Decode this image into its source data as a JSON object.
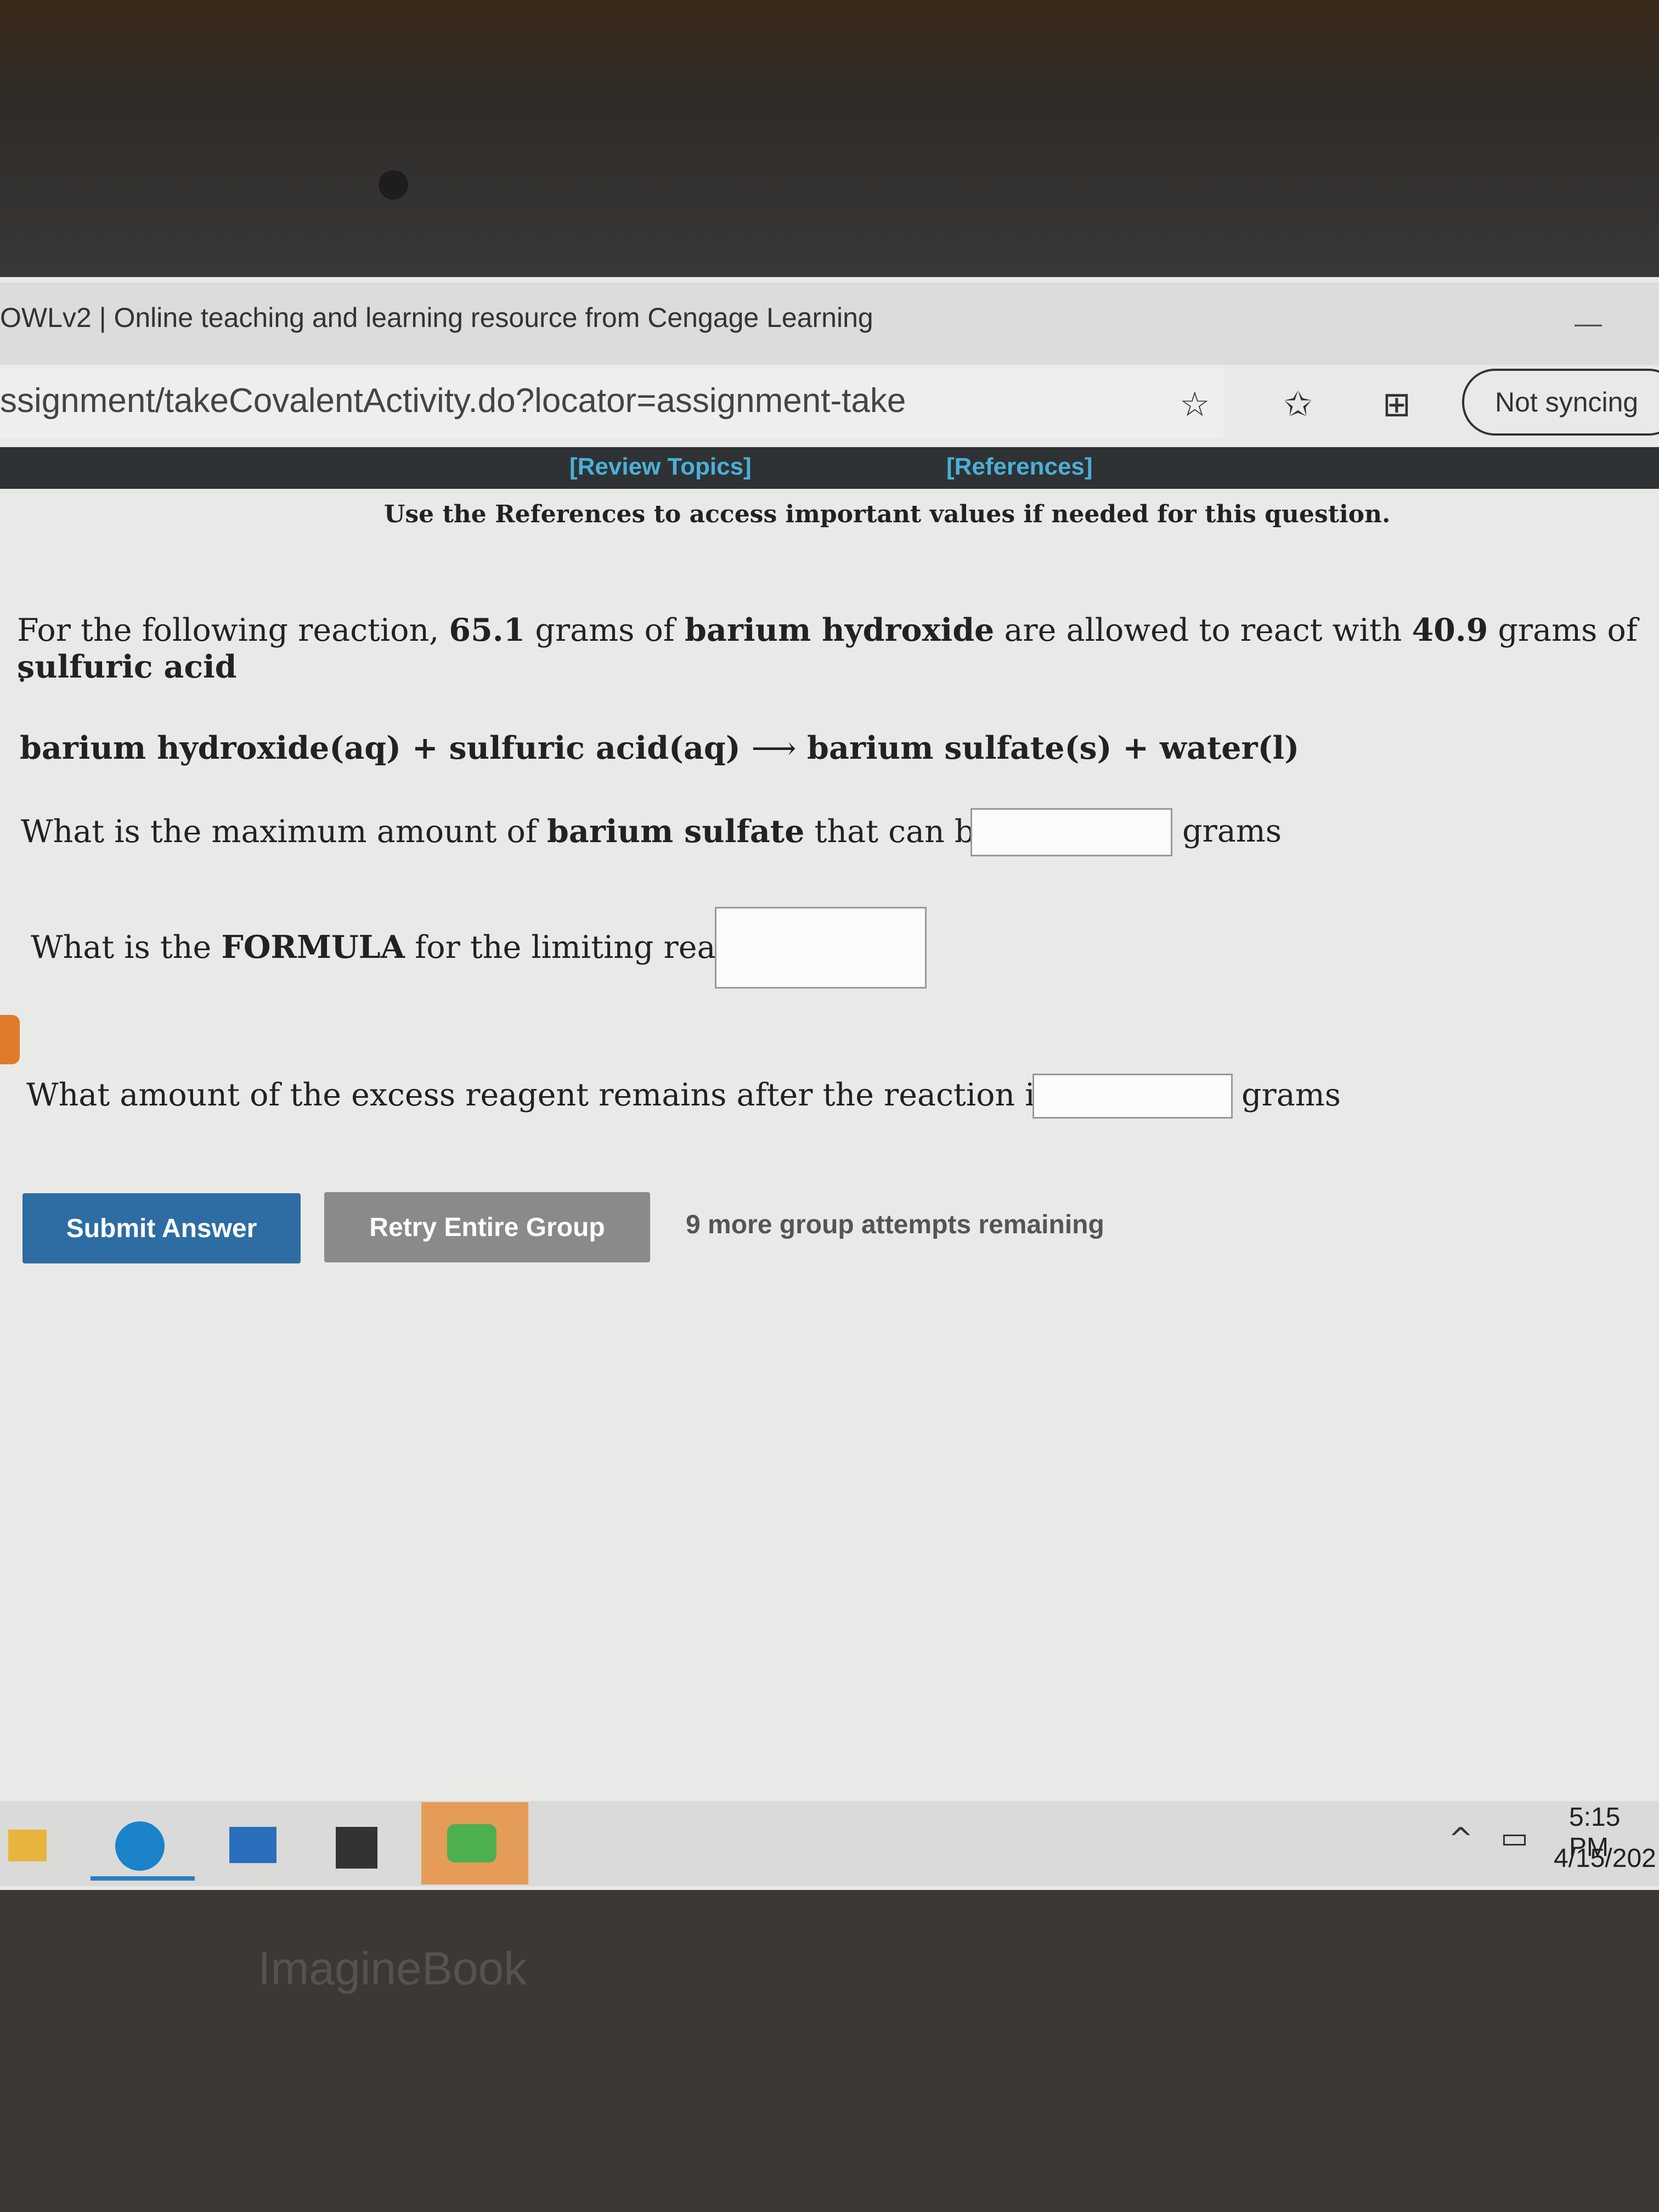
{
  "browser": {
    "tab_title": "OWLv2 | Online teaching and learning resource from Cengage Learning",
    "url": "ssignment/takeCovalentActivity.do?locator=assignment-take",
    "sync_label": "Not syncing",
    "icons": [
      "add-favorite-icon",
      "favorites-icon",
      "collections-icon"
    ]
  },
  "nav": {
    "review_topics": "[Review Topics]",
    "references": "[References]"
  },
  "reference_note": "Use the References to access important values if needed for this question.",
  "question": {
    "intro_parts": [
      "For the following reaction, ",
      "65.1",
      " grams of ",
      "barium hydroxide",
      " are allowed to react with ",
      "40.9",
      " grams of ",
      "sulfuric acid"
    ],
    "period": ".",
    "equation_left": "barium hydroxide(aq) + sulfuric acid(aq)",
    "arrow": "⟶",
    "equation_right": "barium sulfate(s) + water(l)",
    "q1_parts": [
      "What is the maximum amount of ",
      "barium sulfate",
      " that can be formed?"
    ],
    "q1_unit": "grams",
    "q1_value": "",
    "q2_parts": [
      "What is the ",
      "FORMULA",
      " for the limiting reagent?"
    ],
    "q2_value": "",
    "q3": "What amount of the excess reagent remains after the reaction is complete?",
    "q3_unit": "grams",
    "q3_value": ""
  },
  "actions": {
    "submit": "Submit Answer",
    "retry": "Retry Entire Group",
    "attempts": "9 more group attempts remaining"
  },
  "colors": {
    "submit": "#2e6da4",
    "retry": "#8a8a8a",
    "nav_bar": "#2f3234",
    "nav_link": "#4ab0d8"
  },
  "taskbar": {
    "apps": [
      "file-explorer",
      "edge",
      "mail",
      "store",
      "spotify"
    ],
    "time": "5:15 PM",
    "date": "4/15/202"
  },
  "device_brand": "ImagineBook"
}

→ **Request**
Quote the records above in full, dropping each picture.

→ **Complete output**
Decode this image into its source data as a JSON object.
{
  "browser": {
    "tab_title": "OWLv2 | Online teaching and learning resource from Cengage Learning",
    "url": "ssignment/takeCovalentActivity.do?locator=assignment-take",
    "sync_label": "Not syncing",
    "icons": [
      "add-favorite-icon",
      "favorites-icon",
      "collections-icon"
    ]
  },
  "nav": {
    "review_topics": "[Review Topics]",
    "references": "[References]"
  },
  "reference_note": "Use the References to access important values if needed for this question.",
  "question": {
    "intro_parts": [
      "For the following reaction, ",
      "65.1",
      " grams of ",
      "barium hydroxide",
      " are allowed to react with ",
      "40.9",
      " grams of ",
      "sulfuric acid"
    ],
    "period": ".",
    "equation_left": "barium hydroxide(aq) + sulfuric acid(aq)",
    "arrow": "⟶",
    "equation_right": "barium sulfate(s) + water(l)",
    "q1_parts": [
      "What is the maximum amount of ",
      "barium sulfate",
      " that can be formed?"
    ],
    "q1_unit": "grams",
    "q1_value": "",
    "q2_parts": [
      "What is the ",
      "FORMULA",
      " for the limiting reagent?"
    ],
    "q2_value": "",
    "q3": "What amount of the excess reagent remains after the reaction is complete?",
    "q3_unit": "grams",
    "q3_value": ""
  },
  "actions": {
    "submit": "Submit Answer",
    "retry": "Retry Entire Group",
    "attempts": "9 more group attempts remaining"
  },
  "colors": {
    "submit": "#2e6da4",
    "retry": "#8a8a8a",
    "nav_bar": "#2f3234",
    "nav_link": "#4ab0d8"
  },
  "taskbar": {
    "apps": [
      "file-explorer",
      "edge",
      "mail",
      "store",
      "spotify"
    ],
    "time": "5:15 PM",
    "date": "4/15/202"
  },
  "device_brand": "ImagineBook"
}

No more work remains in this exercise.